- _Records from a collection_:
-- -- --

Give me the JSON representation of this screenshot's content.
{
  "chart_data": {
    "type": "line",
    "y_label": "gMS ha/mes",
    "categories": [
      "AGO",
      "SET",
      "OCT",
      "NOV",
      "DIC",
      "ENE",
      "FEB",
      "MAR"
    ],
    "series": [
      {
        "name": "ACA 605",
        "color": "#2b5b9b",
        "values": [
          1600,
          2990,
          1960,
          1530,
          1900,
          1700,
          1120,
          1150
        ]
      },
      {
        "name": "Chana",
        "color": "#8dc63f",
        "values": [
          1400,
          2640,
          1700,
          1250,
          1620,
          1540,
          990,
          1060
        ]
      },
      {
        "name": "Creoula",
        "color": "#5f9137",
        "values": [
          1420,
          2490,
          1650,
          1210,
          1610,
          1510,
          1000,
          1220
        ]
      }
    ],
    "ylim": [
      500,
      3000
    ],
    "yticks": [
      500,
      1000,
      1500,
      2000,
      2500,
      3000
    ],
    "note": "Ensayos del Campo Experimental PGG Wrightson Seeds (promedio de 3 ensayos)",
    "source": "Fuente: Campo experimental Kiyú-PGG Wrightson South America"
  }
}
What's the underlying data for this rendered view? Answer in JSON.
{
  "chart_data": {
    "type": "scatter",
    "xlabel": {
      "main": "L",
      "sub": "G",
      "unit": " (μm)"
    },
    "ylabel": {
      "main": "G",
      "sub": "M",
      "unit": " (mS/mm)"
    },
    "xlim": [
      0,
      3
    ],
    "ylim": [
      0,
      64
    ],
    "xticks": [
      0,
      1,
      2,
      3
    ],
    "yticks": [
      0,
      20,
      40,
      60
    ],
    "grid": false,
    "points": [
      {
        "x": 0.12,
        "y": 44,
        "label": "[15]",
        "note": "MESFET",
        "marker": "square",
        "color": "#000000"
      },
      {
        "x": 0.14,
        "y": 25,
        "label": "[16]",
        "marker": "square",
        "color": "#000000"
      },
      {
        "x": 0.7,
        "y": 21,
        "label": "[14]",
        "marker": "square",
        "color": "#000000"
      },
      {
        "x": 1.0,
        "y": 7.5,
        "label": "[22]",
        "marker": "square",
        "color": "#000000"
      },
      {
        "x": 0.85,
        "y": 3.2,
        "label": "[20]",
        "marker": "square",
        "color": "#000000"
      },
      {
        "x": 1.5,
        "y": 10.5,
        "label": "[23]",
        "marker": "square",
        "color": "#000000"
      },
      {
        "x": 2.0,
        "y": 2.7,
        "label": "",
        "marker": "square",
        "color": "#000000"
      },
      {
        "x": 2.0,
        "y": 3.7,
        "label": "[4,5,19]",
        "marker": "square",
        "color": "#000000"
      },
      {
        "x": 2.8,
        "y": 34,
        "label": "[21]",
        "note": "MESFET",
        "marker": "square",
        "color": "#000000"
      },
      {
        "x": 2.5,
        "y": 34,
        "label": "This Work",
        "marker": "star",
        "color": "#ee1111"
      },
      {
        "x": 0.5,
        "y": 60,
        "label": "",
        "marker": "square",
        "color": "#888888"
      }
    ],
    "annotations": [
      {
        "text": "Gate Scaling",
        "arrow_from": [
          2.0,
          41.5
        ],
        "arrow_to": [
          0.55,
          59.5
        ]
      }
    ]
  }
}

-- -- --

Find and copy each line above that includes the string "JSON".

- _Exercise output_:
Give me the JSON representation of this screenshot's content.
What's the underlying data for this rendered view? Answer in JSON.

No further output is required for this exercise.